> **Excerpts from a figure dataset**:
## start

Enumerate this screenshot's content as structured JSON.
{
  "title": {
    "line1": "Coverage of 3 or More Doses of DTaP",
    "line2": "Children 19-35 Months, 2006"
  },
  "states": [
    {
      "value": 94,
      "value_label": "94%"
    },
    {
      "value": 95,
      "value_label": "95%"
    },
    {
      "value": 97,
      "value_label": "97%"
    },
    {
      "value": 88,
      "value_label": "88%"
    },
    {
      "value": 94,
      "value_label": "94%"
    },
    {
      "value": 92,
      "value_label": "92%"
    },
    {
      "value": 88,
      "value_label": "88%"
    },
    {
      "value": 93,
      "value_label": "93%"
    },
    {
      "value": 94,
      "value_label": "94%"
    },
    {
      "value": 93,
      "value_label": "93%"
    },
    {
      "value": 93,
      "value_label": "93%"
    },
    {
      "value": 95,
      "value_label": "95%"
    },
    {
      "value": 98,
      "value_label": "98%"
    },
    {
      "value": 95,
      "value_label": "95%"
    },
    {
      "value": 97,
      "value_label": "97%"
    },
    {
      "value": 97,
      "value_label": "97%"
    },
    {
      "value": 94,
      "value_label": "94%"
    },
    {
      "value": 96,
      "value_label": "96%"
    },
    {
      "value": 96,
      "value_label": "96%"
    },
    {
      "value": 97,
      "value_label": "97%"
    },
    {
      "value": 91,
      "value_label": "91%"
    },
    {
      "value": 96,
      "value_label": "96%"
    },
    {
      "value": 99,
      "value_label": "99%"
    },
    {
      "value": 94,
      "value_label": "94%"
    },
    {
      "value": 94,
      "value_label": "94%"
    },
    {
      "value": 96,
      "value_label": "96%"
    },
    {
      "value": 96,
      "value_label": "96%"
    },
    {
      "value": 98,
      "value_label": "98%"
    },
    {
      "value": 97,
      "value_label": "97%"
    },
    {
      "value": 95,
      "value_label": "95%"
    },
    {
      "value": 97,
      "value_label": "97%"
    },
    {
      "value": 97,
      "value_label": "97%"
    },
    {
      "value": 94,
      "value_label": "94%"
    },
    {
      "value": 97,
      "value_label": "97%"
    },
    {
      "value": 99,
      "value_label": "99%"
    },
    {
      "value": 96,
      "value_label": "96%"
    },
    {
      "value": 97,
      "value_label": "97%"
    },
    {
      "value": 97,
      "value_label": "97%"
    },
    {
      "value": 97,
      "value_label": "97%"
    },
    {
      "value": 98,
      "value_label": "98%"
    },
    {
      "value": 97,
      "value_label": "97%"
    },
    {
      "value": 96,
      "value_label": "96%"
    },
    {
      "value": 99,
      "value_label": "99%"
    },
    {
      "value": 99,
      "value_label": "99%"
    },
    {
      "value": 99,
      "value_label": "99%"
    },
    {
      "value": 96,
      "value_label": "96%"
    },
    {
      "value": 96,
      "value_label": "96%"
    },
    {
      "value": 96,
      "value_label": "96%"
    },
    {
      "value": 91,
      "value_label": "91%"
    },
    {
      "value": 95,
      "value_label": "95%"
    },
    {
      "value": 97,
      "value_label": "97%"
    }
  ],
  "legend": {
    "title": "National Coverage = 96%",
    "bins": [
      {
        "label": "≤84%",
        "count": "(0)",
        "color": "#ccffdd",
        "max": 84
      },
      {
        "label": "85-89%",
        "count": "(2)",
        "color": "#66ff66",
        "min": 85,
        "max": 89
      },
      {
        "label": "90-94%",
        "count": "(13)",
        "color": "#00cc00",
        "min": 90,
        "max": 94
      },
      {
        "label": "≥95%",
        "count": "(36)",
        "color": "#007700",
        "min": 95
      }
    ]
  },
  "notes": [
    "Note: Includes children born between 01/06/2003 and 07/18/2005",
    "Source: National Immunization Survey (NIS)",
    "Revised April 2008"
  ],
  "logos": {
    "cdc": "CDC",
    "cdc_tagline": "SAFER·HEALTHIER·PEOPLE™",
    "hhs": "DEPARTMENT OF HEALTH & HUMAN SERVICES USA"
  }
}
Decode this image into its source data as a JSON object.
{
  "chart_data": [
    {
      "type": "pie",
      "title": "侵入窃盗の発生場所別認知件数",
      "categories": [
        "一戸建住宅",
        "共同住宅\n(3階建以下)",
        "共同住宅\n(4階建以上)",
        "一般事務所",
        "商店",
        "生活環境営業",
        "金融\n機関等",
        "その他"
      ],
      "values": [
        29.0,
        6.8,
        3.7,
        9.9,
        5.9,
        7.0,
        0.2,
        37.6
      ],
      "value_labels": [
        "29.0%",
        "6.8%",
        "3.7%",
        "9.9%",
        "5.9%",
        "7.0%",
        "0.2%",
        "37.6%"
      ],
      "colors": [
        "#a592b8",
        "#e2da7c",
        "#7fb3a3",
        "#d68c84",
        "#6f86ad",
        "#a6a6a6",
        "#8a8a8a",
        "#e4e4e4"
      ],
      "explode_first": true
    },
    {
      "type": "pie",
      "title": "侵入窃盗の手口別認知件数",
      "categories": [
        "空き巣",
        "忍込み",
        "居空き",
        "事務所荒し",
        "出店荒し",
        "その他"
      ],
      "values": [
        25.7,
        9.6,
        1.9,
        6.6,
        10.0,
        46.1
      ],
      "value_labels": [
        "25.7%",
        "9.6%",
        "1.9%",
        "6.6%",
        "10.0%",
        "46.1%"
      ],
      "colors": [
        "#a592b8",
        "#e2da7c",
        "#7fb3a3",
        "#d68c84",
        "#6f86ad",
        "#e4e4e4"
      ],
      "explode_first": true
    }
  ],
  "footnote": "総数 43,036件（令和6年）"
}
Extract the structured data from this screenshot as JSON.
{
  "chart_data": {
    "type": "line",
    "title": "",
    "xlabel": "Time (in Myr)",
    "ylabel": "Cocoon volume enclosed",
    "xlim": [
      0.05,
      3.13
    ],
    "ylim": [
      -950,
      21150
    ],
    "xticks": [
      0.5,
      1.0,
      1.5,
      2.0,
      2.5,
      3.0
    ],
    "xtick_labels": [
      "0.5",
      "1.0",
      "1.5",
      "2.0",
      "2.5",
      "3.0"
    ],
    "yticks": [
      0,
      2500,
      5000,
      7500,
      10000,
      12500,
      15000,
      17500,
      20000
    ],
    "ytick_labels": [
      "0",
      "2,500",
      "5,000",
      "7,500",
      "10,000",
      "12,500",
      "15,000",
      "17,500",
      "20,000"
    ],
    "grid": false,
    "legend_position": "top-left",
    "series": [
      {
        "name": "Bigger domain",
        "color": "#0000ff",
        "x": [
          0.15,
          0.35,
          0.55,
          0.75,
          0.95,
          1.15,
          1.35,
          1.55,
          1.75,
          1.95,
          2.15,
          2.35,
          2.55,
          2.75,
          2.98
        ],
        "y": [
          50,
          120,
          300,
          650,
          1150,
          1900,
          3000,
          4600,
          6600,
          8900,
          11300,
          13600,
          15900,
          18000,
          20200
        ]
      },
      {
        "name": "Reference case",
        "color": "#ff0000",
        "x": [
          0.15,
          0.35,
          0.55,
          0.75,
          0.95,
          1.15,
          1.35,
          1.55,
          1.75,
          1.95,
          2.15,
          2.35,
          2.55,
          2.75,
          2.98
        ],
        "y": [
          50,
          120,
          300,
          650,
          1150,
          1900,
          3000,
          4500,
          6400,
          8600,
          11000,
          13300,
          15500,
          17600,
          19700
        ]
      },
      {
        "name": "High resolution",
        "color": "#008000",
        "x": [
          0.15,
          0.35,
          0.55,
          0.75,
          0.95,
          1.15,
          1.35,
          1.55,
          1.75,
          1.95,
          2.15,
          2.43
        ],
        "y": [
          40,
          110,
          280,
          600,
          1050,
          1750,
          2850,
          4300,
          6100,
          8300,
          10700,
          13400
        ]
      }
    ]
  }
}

## end

> **WHAT NEEDS TO BE DONE**: Each line in the material either holds the string "Coverage" or does not. State how many do, and nothing else.

> **COMPLETE OUTPUT**: 2